#### DATASET ROWS ####

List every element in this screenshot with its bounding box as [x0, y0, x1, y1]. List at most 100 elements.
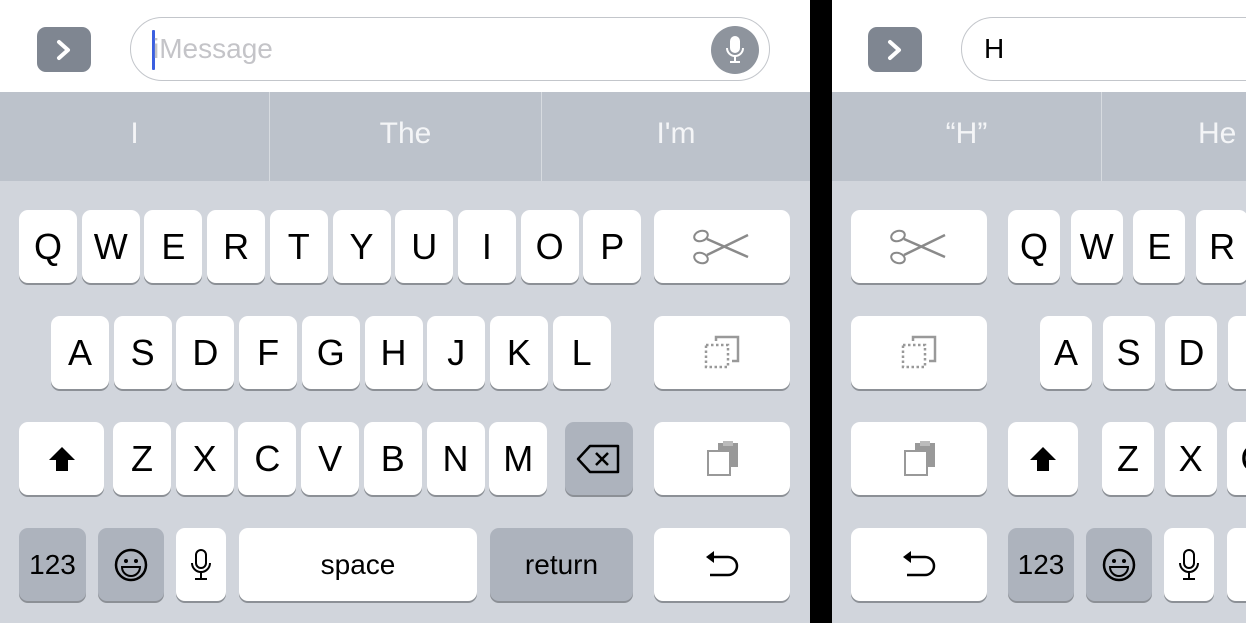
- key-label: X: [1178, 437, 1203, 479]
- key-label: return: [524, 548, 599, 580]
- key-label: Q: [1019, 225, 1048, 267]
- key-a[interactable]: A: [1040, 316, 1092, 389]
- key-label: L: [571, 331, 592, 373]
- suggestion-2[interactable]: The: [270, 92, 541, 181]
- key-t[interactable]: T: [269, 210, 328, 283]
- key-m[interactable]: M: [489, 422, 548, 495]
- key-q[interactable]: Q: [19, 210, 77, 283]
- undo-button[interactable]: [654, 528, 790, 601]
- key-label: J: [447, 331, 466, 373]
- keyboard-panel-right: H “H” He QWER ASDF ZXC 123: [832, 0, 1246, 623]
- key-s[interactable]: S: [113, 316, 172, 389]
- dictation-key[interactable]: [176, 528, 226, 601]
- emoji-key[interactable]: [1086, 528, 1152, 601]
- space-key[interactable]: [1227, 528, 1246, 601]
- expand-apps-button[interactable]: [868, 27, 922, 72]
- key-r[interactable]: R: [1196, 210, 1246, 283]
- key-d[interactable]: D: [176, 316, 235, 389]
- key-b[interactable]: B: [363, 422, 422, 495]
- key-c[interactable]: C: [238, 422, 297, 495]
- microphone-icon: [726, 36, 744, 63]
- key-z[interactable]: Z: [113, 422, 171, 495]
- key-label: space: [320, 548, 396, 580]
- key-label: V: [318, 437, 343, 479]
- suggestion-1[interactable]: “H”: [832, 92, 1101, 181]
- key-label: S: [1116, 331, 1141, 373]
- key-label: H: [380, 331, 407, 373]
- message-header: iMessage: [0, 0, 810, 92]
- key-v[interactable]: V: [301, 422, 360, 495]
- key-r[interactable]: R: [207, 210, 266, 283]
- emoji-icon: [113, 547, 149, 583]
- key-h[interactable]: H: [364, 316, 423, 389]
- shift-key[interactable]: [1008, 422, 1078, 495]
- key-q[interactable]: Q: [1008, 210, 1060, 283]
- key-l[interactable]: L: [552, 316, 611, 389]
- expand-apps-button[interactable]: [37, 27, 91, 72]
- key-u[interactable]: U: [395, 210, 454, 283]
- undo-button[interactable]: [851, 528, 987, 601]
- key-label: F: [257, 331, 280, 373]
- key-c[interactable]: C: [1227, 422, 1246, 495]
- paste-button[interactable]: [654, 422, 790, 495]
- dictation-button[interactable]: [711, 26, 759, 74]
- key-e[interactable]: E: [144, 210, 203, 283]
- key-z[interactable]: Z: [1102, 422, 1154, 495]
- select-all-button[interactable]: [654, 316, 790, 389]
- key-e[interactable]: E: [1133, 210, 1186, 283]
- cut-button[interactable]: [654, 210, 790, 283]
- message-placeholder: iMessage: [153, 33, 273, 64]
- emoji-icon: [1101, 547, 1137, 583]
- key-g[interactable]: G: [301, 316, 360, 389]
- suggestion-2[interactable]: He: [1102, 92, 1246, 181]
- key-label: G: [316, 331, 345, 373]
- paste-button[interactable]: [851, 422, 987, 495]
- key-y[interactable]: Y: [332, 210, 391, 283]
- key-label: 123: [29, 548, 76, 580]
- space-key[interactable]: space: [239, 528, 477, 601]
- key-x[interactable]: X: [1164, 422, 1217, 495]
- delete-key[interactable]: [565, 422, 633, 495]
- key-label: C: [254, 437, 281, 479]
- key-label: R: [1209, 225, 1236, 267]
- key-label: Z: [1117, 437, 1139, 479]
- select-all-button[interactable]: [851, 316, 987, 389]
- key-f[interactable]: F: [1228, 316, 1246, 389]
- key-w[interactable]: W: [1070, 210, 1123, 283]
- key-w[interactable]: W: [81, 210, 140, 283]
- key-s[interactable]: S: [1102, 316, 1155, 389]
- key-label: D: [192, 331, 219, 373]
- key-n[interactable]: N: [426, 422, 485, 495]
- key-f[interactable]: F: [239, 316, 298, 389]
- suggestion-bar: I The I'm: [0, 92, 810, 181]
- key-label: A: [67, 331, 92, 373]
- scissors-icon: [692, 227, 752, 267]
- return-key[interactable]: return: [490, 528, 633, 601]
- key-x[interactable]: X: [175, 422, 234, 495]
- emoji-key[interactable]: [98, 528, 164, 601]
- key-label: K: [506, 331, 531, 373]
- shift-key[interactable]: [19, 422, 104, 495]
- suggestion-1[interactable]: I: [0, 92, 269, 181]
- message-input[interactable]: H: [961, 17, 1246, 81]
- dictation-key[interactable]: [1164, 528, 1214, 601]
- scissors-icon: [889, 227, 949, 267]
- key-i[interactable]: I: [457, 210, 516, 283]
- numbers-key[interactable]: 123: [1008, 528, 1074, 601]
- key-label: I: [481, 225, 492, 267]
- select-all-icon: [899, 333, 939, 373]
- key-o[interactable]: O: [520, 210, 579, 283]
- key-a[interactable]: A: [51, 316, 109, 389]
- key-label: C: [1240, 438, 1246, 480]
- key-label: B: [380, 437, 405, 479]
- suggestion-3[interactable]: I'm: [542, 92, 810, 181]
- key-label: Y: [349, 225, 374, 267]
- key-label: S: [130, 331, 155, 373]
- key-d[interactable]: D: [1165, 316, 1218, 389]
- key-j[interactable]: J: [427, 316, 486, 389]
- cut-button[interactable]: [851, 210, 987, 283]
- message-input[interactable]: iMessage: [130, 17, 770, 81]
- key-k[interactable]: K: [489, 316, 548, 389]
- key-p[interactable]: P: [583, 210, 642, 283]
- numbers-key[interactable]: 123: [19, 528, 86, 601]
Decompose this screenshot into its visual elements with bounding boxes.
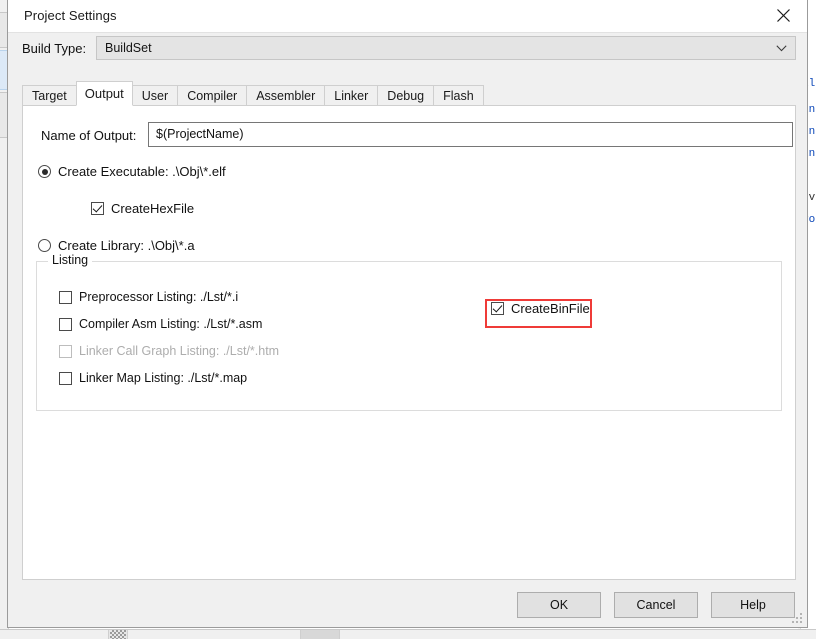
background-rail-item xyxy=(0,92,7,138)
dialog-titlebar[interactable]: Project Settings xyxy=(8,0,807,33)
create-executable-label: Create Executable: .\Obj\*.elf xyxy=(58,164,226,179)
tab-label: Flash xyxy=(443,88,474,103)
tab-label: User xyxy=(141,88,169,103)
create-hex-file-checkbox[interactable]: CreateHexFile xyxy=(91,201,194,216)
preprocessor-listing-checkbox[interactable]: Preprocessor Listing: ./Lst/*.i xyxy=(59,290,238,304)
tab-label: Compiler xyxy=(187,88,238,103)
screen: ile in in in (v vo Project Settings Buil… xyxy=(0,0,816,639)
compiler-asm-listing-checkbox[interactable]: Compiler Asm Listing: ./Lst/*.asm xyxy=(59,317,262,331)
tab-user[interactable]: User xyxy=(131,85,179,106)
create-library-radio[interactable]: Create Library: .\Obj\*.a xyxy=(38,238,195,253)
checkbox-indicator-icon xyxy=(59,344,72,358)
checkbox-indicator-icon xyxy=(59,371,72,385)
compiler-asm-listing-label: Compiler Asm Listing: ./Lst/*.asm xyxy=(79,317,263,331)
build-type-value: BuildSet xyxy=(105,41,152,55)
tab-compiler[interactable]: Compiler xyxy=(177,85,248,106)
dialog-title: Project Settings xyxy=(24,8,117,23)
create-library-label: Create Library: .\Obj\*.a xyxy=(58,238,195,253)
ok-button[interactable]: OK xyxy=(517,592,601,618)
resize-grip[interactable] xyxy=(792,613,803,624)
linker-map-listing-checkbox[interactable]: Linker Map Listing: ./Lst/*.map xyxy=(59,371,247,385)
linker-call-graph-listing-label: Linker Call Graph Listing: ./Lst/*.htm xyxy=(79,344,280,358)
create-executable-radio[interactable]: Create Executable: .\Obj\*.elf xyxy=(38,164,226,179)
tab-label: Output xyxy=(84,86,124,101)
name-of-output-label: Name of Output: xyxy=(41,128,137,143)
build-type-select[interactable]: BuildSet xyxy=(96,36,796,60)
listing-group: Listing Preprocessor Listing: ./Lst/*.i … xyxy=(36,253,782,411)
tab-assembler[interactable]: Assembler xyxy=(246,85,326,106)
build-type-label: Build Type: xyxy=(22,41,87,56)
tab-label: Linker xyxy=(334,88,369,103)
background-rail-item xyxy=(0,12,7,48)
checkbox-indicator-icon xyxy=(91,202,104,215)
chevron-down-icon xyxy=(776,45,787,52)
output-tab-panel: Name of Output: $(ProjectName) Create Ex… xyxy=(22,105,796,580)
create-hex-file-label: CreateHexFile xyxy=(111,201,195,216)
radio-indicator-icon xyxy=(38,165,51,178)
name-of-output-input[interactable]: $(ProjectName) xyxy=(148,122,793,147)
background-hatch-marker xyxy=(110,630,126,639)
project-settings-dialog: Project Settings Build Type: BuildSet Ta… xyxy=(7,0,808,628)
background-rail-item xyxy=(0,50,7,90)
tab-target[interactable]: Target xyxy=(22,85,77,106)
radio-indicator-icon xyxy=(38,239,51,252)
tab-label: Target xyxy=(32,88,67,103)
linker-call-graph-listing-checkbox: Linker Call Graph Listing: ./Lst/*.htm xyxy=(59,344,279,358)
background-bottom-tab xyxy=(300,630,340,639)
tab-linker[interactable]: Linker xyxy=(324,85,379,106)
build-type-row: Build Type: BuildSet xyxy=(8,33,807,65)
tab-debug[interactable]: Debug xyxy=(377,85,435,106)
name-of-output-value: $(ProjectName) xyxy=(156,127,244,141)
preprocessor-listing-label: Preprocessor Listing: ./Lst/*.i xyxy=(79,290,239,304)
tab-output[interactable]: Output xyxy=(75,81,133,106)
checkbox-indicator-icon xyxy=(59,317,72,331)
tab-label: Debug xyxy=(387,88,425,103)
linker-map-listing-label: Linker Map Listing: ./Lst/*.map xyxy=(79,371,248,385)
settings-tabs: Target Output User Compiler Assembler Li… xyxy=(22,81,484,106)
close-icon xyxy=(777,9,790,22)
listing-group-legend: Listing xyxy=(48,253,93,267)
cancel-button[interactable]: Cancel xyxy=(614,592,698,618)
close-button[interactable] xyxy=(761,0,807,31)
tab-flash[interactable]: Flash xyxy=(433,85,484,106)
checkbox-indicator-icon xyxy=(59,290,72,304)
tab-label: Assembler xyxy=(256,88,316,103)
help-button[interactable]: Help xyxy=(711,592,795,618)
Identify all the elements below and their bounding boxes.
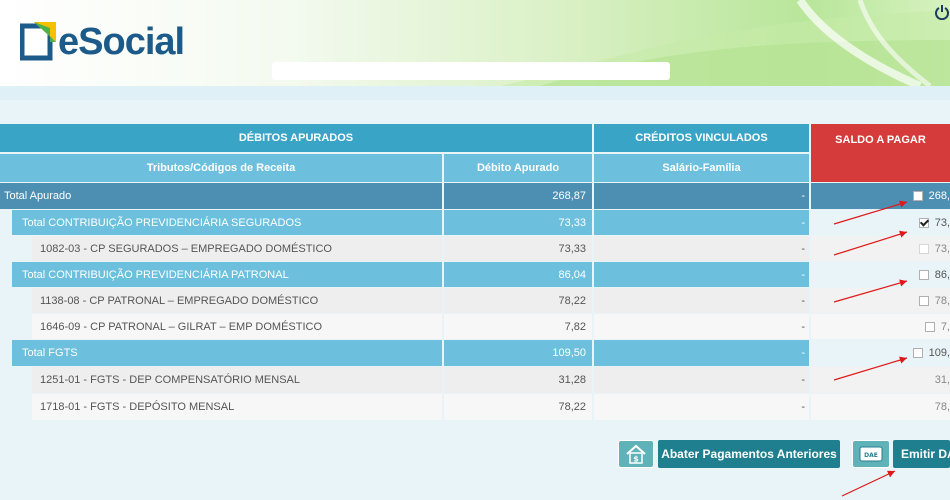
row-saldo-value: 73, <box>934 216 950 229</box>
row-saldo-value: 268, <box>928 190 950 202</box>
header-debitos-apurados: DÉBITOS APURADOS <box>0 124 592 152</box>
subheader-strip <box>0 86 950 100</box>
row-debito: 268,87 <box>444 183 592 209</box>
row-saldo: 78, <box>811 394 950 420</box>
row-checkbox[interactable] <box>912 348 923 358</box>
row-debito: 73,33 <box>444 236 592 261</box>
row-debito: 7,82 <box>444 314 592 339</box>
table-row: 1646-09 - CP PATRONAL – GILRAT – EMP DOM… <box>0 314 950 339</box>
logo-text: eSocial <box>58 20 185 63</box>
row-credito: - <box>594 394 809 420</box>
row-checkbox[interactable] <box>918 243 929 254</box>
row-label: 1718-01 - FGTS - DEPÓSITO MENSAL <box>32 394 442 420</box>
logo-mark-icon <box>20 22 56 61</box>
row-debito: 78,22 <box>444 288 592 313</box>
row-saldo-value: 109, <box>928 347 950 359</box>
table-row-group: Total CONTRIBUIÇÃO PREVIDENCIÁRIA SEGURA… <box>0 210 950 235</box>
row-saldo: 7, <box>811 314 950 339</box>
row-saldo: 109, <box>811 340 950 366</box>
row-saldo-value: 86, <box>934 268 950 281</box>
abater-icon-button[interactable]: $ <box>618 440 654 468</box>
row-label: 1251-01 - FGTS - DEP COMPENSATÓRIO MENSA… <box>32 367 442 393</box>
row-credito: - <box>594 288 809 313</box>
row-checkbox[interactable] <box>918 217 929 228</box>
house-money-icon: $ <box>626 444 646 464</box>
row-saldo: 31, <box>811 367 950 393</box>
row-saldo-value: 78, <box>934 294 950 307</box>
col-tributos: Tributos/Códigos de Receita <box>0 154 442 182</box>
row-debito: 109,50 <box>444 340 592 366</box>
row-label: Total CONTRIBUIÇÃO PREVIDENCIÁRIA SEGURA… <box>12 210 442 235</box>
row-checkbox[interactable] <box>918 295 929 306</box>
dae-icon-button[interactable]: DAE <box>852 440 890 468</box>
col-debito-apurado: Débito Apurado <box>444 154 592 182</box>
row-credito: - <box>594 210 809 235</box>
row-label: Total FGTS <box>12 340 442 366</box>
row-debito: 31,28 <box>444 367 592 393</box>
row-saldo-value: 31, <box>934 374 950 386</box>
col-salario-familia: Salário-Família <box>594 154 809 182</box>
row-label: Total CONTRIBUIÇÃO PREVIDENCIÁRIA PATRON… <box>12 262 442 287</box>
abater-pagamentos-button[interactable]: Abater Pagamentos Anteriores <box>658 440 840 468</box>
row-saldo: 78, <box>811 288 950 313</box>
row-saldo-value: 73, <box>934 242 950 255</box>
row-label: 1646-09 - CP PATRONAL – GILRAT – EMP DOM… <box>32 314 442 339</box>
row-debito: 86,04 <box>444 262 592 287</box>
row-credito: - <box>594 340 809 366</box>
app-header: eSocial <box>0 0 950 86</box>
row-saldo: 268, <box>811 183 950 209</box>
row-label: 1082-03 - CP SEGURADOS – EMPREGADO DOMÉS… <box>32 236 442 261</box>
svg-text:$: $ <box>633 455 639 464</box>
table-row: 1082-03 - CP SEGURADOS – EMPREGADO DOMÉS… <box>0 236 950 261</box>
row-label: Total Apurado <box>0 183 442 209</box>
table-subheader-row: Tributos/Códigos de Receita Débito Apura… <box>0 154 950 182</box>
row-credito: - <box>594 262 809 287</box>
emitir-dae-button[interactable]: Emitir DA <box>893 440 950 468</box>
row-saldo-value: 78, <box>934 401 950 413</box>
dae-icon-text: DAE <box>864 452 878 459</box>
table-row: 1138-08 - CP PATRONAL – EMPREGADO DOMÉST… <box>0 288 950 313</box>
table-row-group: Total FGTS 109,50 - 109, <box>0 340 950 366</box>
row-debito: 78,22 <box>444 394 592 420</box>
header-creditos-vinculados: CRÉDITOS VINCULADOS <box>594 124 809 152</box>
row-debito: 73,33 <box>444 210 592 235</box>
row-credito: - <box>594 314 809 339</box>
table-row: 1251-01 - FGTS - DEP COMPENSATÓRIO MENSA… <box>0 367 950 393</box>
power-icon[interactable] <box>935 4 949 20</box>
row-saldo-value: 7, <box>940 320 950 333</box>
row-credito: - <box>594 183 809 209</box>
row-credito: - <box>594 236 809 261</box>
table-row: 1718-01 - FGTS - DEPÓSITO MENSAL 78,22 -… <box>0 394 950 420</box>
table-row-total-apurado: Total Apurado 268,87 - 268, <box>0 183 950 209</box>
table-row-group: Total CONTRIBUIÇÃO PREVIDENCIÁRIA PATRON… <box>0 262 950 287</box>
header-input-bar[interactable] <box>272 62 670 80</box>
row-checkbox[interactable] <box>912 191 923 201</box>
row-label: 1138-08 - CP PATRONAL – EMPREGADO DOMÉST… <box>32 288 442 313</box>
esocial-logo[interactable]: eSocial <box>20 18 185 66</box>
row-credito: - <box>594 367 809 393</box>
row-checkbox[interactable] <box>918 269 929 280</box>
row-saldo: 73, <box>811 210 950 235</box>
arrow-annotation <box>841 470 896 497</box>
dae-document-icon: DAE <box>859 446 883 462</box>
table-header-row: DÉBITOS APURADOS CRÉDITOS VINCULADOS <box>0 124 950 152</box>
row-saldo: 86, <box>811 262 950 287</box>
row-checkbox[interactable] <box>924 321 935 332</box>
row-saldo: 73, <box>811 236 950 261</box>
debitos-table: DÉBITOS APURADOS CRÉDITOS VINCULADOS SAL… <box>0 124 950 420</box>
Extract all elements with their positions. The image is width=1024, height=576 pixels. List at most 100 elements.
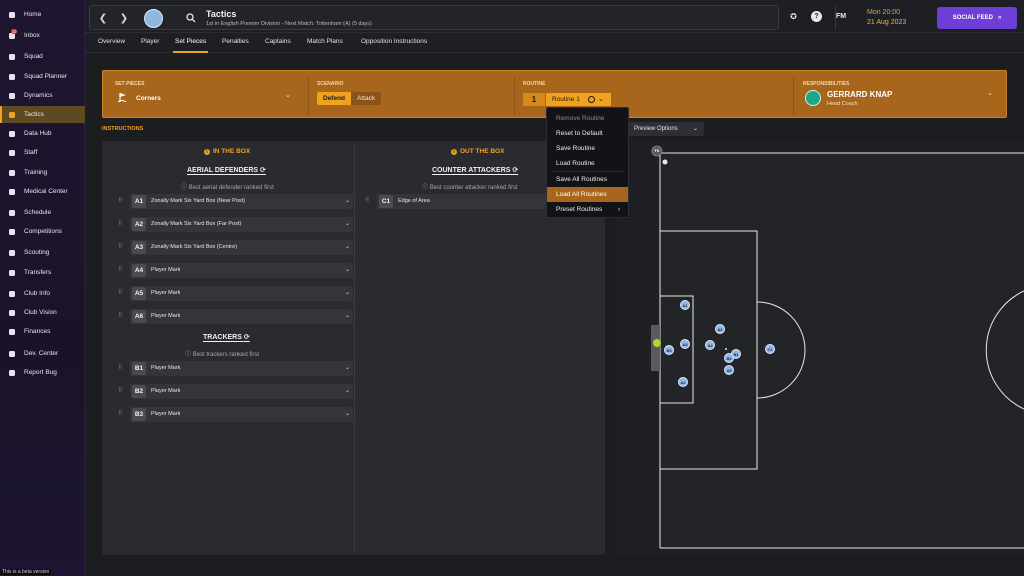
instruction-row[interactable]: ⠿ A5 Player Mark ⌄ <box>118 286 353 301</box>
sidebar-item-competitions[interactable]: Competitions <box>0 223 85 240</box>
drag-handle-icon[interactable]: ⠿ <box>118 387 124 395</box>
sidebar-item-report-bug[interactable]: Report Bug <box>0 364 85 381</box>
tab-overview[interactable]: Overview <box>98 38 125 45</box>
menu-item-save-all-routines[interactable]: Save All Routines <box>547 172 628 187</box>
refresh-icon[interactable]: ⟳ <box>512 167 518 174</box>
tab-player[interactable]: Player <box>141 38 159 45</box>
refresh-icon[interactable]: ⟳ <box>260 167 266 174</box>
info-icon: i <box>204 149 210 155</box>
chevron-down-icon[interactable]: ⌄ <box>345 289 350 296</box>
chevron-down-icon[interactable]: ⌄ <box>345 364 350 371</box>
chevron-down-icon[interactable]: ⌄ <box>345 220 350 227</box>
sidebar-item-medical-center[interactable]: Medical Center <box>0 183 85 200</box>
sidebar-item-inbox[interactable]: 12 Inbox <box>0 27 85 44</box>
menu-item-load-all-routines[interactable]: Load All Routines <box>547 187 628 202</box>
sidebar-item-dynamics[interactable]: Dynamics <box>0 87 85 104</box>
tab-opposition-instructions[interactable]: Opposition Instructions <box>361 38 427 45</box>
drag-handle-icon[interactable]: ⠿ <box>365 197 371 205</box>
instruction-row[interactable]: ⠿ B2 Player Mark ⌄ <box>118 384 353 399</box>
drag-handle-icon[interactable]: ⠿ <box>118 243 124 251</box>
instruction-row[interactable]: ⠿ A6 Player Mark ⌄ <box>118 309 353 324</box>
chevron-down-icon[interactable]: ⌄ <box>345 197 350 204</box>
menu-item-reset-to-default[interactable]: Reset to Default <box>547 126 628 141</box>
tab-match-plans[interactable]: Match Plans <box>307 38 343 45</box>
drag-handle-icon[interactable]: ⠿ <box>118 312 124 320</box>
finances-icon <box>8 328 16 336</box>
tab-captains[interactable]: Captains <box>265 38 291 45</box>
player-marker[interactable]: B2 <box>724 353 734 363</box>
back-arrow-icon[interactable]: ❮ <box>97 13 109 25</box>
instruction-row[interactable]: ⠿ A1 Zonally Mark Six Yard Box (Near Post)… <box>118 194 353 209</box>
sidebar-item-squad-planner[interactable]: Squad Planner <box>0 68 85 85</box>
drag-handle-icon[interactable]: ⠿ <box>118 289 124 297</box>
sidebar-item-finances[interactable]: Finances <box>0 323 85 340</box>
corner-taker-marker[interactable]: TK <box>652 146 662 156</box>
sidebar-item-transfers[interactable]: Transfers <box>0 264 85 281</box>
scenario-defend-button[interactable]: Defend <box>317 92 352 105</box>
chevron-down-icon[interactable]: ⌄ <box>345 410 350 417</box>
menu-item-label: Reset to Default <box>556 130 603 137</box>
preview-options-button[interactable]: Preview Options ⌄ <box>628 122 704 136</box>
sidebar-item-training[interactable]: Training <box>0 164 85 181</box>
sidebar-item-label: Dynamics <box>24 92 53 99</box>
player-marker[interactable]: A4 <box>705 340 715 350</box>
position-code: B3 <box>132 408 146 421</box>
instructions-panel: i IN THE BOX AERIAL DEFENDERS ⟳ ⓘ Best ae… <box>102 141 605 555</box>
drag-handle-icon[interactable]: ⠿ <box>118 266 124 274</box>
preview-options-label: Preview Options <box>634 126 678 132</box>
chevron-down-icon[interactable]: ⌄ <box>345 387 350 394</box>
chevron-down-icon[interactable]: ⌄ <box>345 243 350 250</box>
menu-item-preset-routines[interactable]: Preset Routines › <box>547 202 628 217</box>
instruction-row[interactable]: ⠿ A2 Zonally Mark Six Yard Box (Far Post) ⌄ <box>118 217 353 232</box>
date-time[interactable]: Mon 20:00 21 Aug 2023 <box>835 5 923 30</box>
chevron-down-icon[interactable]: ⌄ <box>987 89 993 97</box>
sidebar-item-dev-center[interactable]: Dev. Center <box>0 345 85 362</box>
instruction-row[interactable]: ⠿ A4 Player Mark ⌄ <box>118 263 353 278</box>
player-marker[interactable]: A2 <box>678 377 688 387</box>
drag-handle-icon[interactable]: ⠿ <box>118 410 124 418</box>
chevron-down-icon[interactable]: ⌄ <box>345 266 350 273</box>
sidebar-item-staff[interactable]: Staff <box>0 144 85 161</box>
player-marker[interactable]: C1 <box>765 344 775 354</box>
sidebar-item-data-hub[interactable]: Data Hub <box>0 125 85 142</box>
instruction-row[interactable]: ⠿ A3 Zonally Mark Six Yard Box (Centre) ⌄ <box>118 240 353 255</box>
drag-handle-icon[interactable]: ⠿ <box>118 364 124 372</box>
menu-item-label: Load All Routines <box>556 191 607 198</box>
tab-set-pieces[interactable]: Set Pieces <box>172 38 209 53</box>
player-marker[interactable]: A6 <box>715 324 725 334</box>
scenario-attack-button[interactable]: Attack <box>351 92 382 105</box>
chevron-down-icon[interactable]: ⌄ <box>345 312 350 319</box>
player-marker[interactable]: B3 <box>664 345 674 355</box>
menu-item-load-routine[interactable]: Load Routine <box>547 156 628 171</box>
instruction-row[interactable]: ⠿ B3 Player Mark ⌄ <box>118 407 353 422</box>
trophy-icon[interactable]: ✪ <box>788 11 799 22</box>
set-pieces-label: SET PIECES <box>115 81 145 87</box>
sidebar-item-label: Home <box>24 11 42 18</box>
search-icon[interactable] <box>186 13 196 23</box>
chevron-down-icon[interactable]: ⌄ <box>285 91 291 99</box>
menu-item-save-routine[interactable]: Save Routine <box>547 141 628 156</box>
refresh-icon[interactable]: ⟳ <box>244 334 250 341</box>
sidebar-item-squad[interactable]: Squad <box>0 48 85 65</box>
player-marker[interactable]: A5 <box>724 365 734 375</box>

####

__BRIEF__
Can you copy out word for word every line of the records above, from the line containing "row-saldo-value: 73, <box>934 216" through the line containing "row-checkbox[interactable] <box>918 295", with both of those lines included?

__EXERCISE OUTPUT__
row-saldo-value: 73, <box>934 216 950 229</box>
row-saldo-value: 268, <box>928 190 950 202</box>
header-debitos-apurados: DÉBITOS APURADOS <box>0 124 592 152</box>
subheader-strip <box>0 86 950 100</box>
row-debito: 268,87 <box>444 183 592 209</box>
row-saldo: 78, <box>811 394 950 420</box>
row-checkbox[interactable] <box>912 348 923 358</box>
row-debito: 73,33 <box>444 236 592 261</box>
row-debito: 7,82 <box>444 314 592 339</box>
table-row: 1646-09 - CP PATRONAL – GILRAT – EMP DOM… <box>0 314 950 339</box>
logo-text: eSocial <box>58 20 185 63</box>
row-credito: - <box>594 394 809 420</box>
row-checkbox[interactable] <box>918 243 929 254</box>
row-label: 1718-01 - FGTS - DEPÓSITO MENSAL <box>32 394 442 420</box>
logo-mark-icon <box>20 22 56 61</box>
row-debito: 78,22 <box>444 288 592 313</box>
row-saldo-value: 109, <box>928 347 950 359</box>
table-row-group: Total CONTRIBUIÇÃO PREVIDENCIÁRIA SEGURA… <box>0 210 950 235</box>
row-saldo: 7, <box>811 314 950 339</box>
row-saldo: 109, <box>811 340 950 366</box>
row-saldo-value: 86, <box>934 268 950 281</box>
abater-icon-button[interactable]: $ <box>618 440 654 468</box>
row-label: 1251-01 - FGTS - DEP COMPENSATÓRIO MENSA… <box>32 367 442 393</box>
row-credito: - <box>594 288 809 313</box>
row-checkbox[interactable] <box>918 217 929 228</box>
house-money-icon: $ <box>626 444 646 464</box>
row-saldo: 31, <box>811 367 950 393</box>
row-saldo-value: 78, <box>934 294 950 307</box>
col-tributos: Tributos/Códigos de Receita <box>0 154 442 182</box>
row-debito: 109,50 <box>444 340 592 366</box>
row-label: Total CONTRIBUIÇÃO PREVIDENCIÁRIA SEGURA… <box>12 210 442 235</box>
row-checkbox[interactable] <box>918 295 929 306</box>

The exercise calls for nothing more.